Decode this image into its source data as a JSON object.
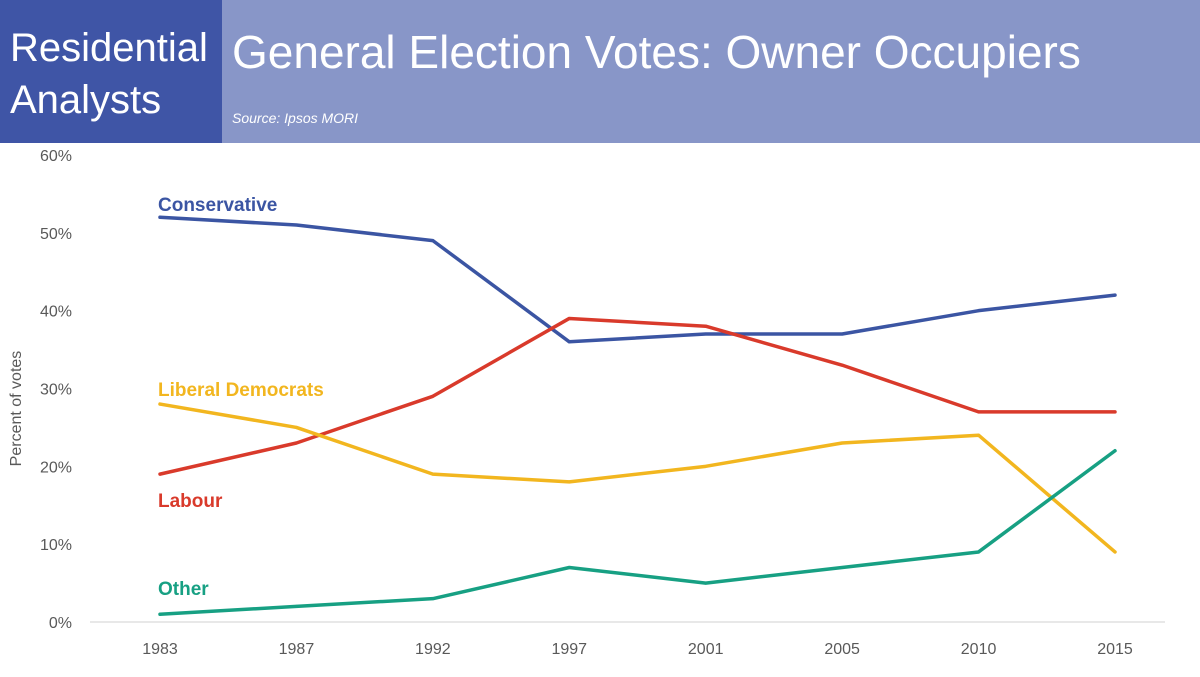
{
  "header": {
    "logo_line1": "Residential",
    "logo_line2": "Analysts",
    "title": "General Election Votes: Owner Occupiers",
    "source": "Source: Ipsos MORI"
  },
  "colors": {
    "header_bg": "#8896c8",
    "logo_bg": "#3f55a6",
    "axis_text": "#595959"
  },
  "chart_data": {
    "type": "line",
    "title": "General Election Votes: Owner Occupiers",
    "xlabel": "",
    "ylabel": "Percent of votes",
    "categories": [
      "1983",
      "1987",
      "1992",
      "1997",
      "2001",
      "2005",
      "2010",
      "2015"
    ],
    "ylim": [
      0,
      60
    ],
    "yticks": [
      0,
      10,
      20,
      30,
      40,
      50,
      60
    ],
    "ytick_labels": [
      "0%",
      "10%",
      "20%",
      "30%",
      "40%",
      "50%",
      "60%"
    ],
    "grid": false,
    "legend": "inline labels",
    "series": [
      {
        "name": "Conservative",
        "color": "#3b55a3",
        "values": [
          52,
          51,
          49,
          36,
          37,
          37,
          40,
          42
        ]
      },
      {
        "name": "Labour",
        "color": "#d93a2b",
        "values": [
          19,
          23,
          29,
          39,
          38,
          33,
          27,
          27
        ]
      },
      {
        "name": "Liberal Democrats",
        "color": "#f2b61f",
        "values": [
          28,
          25,
          19,
          18,
          20,
          23,
          24,
          9
        ]
      },
      {
        "name": "Other",
        "color": "#17a083",
        "values": [
          1,
          2,
          3,
          7,
          5,
          7,
          9,
          22
        ]
      }
    ]
  }
}
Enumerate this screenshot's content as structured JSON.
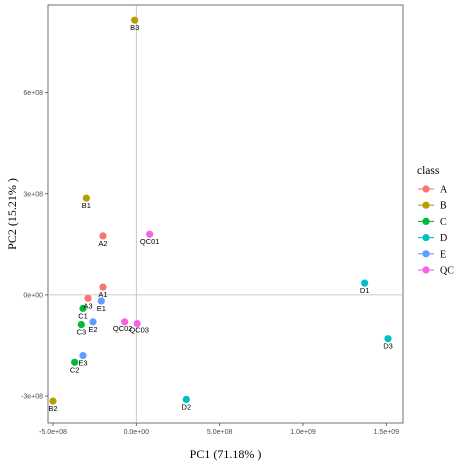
{
  "chart_data": {
    "type": "scatter",
    "title": "",
    "xlabel": "PC1 (71.18% )",
    "ylabel": "PC2 (15.21% )",
    "xlim": [
      -530000000,
      1600000000
    ],
    "ylim": [
      -380000000,
      860000000
    ],
    "x_ticks": [
      -500000000,
      0,
      500000000,
      1000000000,
      1500000000
    ],
    "x_tick_labels": [
      "-5.0e+08",
      "0.0e+00",
      "5.0e+08",
      "1.0e+09",
      "1.5e+09"
    ],
    "y_ticks": [
      -300000000,
      0,
      300000000,
      600000000
    ],
    "y_tick_labels": [
      "-3e+08",
      "0e+00",
      "3e+08",
      "6e+08"
    ],
    "reference_lines": {
      "x": 0,
      "y": 0
    },
    "legend": {
      "title": "class",
      "placement": "right",
      "entries": [
        {
          "label": "A",
          "color": "#F8766D"
        },
        {
          "label": "B",
          "color": "#B79F00"
        },
        {
          "label": "C",
          "color": "#00BA38"
        },
        {
          "label": "D",
          "color": "#00BFC4"
        },
        {
          "label": "E",
          "color": "#619CFF"
        },
        {
          "label": "QC",
          "color": "#F564E3"
        }
      ]
    },
    "points": [
      {
        "label": "B3",
        "class": "B",
        "x": -10000000,
        "y": 815000000
      },
      {
        "label": "B1",
        "class": "B",
        "x": -300000000,
        "y": 287000000
      },
      {
        "label": "B2",
        "class": "B",
        "x": -500000000,
        "y": -315000000
      },
      {
        "label": "A2",
        "class": "A",
        "x": -200000000,
        "y": 175000000
      },
      {
        "label": "A1",
        "class": "A",
        "x": -200000000,
        "y": 23000000
      },
      {
        "label": "A3",
        "class": "A",
        "x": -290000000,
        "y": -10000000
      },
      {
        "label": "QC01",
        "class": "QC",
        "x": 80000000,
        "y": 180000000
      },
      {
        "label": "QC02",
        "class": "QC",
        "x": -70000000,
        "y": -80000000
      },
      {
        "label": "QC03",
        "class": "QC",
        "x": 5000000,
        "y": -85000000
      },
      {
        "label": "E1",
        "class": "E",
        "x": -210000000,
        "y": -18000000
      },
      {
        "label": "E2",
        "class": "E",
        "x": -260000000,
        "y": -80000000
      },
      {
        "label": "E3",
        "class": "E",
        "x": -320000000,
        "y": -180000000
      },
      {
        "label": "C1",
        "class": "C",
        "x": -320000000,
        "y": -40000000
      },
      {
        "label": "C3",
        "class": "C",
        "x": -330000000,
        "y": -88000000
      },
      {
        "label": "C2",
        "class": "C",
        "x": -370000000,
        "y": -200000000
      },
      {
        "label": "D1",
        "class": "D",
        "x": 1370000000,
        "y": 35000000
      },
      {
        "label": "D3",
        "class": "D",
        "x": 1510000000,
        "y": -130000000
      },
      {
        "label": "D2",
        "class": "D",
        "x": 300000000,
        "y": -310000000
      }
    ]
  }
}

· · · ·

• Your instructions: Exclude the pictures, and transcribe all of the material exactly.

• Correct result:
Decode this image into its source data as a JSON object.
{
  "header": {
    "logo_line1": "Residential",
    "logo_line2": "Analysts",
    "title": "General Election Votes: Owner Occupiers",
    "source": "Source: Ipsos MORI"
  },
  "colors": {
    "header_bg": "#8896c8",
    "logo_bg": "#3f55a6",
    "axis_text": "#595959"
  },
  "chart_data": {
    "type": "line",
    "title": "General Election Votes: Owner Occupiers",
    "xlabel": "",
    "ylabel": "Percent of votes",
    "categories": [
      "1983",
      "1987",
      "1992",
      "1997",
      "2001",
      "2005",
      "2010",
      "2015"
    ],
    "ylim": [
      0,
      60
    ],
    "yticks": [
      0,
      10,
      20,
      30,
      40,
      50,
      60
    ],
    "ytick_labels": [
      "0%",
      "10%",
      "20%",
      "30%",
      "40%",
      "50%",
      "60%"
    ],
    "grid": false,
    "legend": "inline labels",
    "series": [
      {
        "name": "Conservative",
        "color": "#3b55a3",
        "values": [
          52,
          51,
          49,
          36,
          37,
          37,
          40,
          42
        ]
      },
      {
        "name": "Labour",
        "color": "#d93a2b",
        "values": [
          19,
          23,
          29,
          39,
          38,
          33,
          27,
          27
        ]
      },
      {
        "name": "Liberal Democrats",
        "color": "#f2b61f",
        "values": [
          28,
          25,
          19,
          18,
          20,
          23,
          24,
          9
        ]
      },
      {
        "name": "Other",
        "color": "#17a083",
        "values": [
          1,
          2,
          3,
          7,
          5,
          7,
          9,
          22
        ]
      }
    ]
  }
}
Enumerate this screenshot's content as structured JSON.
{
  "chart_data": {
    "type": "scatter",
    "title": "",
    "xlabel": "PC1 (71.18% )",
    "ylabel": "PC2 (15.21% )",
    "xlim": [
      -530000000,
      1600000000
    ],
    "ylim": [
      -380000000,
      860000000
    ],
    "x_ticks": [
      -500000000,
      0,
      500000000,
      1000000000,
      1500000000
    ],
    "x_tick_labels": [
      "-5.0e+08",
      "0.0e+00",
      "5.0e+08",
      "1.0e+09",
      "1.5e+09"
    ],
    "y_ticks": [
      -300000000,
      0,
      300000000,
      600000000
    ],
    "y_tick_labels": [
      "-3e+08",
      "0e+00",
      "3e+08",
      "6e+08"
    ],
    "reference_lines": {
      "x": 0,
      "y": 0
    },
    "legend": {
      "title": "class",
      "placement": "right",
      "entries": [
        {
          "label": "A",
          "color": "#F8766D"
        },
        {
          "label": "B",
          "color": "#B79F00"
        },
        {
          "label": "C",
          "color": "#00BA38"
        },
        {
          "label": "D",
          "color": "#00BFC4"
        },
        {
          "label": "E",
          "color": "#619CFF"
        },
        {
          "label": "QC",
          "color": "#F564E3"
        }
      ]
    },
    "points": [
      {
        "label": "B3",
        "class": "B",
        "x": -10000000,
        "y": 815000000
      },
      {
        "label": "B1",
        "class": "B",
        "x": -300000000,
        "y": 287000000
      },
      {
        "label": "B2",
        "class": "B",
        "x": -500000000,
        "y": -315000000
      },
      {
        "label": "A2",
        "class": "A",
        "x": -200000000,
        "y": 175000000
      },
      {
        "label": "A1",
        "class": "A",
        "x": -200000000,
        "y": 23000000
      },
      {
        "label": "A3",
        "class": "A",
        "x": -290000000,
        "y": -10000000
      },
      {
        "label": "QC01",
        "class": "QC",
        "x": 80000000,
        "y": 180000000
      },
      {
        "label": "QC02",
        "class": "QC",
        "x": -70000000,
        "y": -80000000
      },
      {
        "label": "QC03",
        "class": "QC",
        "x": 5000000,
        "y": -85000000
      },
      {
        "label": "E1",
        "class": "E",
        "x": -210000000,
        "y": -18000000
      },
      {
        "label": "E2",
        "class": "E",
        "x": -260000000,
        "y": -80000000
      },
      {
        "label": "E3",
        "class": "E",
        "x": -320000000,
        "y": -180000000
      },
      {
        "label": "C1",
        "class": "C",
        "x": -320000000,
        "y": -40000000
      },
      {
        "label": "C3",
        "class": "C",
        "x": -330000000,
        "y": -88000000
      },
      {
        "label": "C2",
        "class": "C",
        "x": -370000000,
        "y": -200000000
      },
      {
        "label": "D1",
        "class": "D",
        "x": 1370000000,
        "y": 35000000
      },
      {
        "label": "D3",
        "class": "D",
        "x": 1510000000,
        "y": -130000000
      },
      {
        "label": "D2",
        "class": "D",
        "x": 300000000,
        "y": -310000000
      }
    ]
  }
}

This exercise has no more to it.